-- Begin --

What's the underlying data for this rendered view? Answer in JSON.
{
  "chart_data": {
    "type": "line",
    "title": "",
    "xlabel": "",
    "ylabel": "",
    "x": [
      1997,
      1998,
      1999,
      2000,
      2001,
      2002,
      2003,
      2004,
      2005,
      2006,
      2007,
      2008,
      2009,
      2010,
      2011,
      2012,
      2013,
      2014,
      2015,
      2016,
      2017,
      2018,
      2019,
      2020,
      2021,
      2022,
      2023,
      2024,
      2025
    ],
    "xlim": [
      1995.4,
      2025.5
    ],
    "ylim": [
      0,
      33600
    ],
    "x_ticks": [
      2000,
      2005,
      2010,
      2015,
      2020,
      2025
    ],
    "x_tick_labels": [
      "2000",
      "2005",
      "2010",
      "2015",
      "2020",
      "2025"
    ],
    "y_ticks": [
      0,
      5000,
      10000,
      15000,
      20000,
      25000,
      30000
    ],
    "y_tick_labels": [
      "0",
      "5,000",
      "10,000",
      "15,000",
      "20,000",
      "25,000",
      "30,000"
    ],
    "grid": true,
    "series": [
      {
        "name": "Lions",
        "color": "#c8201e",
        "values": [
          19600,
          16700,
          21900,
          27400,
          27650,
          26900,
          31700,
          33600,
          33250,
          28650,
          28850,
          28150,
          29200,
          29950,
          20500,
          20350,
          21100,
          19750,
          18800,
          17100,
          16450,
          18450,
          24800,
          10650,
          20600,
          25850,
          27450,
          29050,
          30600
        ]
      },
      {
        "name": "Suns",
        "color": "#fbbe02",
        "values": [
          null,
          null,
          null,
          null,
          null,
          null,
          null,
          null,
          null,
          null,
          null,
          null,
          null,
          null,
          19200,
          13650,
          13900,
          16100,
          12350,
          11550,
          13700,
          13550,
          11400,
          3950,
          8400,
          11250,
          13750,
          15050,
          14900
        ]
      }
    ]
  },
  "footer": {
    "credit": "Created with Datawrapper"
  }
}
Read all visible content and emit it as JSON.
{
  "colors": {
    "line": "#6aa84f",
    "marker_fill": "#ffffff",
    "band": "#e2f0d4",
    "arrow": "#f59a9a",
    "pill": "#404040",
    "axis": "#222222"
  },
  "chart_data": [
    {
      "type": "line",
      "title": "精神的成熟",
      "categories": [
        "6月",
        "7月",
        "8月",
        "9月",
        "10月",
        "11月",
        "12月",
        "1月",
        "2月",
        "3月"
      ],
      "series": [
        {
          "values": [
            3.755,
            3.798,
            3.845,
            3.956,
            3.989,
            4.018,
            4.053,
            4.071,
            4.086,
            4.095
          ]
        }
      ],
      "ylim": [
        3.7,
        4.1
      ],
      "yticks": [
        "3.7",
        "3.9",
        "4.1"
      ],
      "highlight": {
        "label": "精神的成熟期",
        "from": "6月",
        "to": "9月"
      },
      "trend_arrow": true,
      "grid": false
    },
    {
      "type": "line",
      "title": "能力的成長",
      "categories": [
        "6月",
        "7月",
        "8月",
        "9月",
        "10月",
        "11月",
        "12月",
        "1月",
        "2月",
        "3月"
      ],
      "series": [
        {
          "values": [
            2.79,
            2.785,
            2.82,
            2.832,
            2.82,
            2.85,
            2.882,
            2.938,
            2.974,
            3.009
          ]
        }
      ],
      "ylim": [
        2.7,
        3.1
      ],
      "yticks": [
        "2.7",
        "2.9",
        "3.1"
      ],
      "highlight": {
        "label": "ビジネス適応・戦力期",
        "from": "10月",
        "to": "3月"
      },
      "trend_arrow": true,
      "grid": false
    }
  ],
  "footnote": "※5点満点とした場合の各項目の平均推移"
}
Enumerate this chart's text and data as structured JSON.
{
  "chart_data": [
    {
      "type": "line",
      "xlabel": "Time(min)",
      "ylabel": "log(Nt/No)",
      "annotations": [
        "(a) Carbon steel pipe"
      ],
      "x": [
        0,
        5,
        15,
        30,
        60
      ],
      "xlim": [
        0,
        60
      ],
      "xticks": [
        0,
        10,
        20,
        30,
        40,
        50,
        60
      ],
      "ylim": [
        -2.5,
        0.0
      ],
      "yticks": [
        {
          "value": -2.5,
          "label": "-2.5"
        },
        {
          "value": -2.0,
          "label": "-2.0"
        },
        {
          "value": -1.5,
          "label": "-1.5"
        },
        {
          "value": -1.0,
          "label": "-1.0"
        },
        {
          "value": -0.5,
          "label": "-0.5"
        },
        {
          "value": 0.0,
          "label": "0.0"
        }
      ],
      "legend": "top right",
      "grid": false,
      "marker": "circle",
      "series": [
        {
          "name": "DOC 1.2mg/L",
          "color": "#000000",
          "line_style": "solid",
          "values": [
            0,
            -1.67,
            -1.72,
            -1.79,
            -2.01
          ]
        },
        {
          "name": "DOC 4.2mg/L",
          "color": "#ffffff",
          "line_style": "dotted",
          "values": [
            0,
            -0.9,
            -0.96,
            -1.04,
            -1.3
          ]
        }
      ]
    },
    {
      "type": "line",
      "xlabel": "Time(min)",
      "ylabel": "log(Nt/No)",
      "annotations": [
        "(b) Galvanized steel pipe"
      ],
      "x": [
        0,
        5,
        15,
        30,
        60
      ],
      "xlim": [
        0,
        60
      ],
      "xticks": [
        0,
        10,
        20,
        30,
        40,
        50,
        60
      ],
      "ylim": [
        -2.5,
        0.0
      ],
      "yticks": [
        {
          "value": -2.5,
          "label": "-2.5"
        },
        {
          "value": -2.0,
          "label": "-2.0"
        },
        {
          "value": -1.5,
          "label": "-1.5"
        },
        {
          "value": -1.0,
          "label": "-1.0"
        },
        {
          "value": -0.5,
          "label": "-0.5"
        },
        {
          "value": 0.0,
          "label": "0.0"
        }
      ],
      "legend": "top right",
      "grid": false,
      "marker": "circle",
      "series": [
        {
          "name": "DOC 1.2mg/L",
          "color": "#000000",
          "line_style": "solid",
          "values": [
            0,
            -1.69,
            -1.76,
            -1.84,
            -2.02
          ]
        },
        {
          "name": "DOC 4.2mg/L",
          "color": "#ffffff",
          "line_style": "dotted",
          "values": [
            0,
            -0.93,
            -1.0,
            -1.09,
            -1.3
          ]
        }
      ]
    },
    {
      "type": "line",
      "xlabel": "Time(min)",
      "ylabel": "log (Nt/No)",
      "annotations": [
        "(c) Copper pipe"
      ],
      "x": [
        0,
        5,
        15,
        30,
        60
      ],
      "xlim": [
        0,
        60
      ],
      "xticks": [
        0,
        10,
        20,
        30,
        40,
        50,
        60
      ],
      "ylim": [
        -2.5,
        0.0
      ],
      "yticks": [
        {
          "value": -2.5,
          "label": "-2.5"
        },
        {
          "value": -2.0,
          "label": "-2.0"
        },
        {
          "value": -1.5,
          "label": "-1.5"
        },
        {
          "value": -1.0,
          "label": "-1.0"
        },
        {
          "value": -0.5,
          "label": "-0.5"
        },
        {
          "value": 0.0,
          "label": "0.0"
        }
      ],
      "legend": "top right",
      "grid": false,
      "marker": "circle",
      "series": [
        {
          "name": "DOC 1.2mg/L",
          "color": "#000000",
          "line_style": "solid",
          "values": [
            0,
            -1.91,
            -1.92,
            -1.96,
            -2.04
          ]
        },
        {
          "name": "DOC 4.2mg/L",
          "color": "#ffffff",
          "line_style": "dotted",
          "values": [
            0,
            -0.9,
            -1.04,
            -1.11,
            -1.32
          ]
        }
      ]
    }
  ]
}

-- End --

→ Exercise:
Report only a number: how many lines in the material above contain the string "steel".

→ Task answer:
2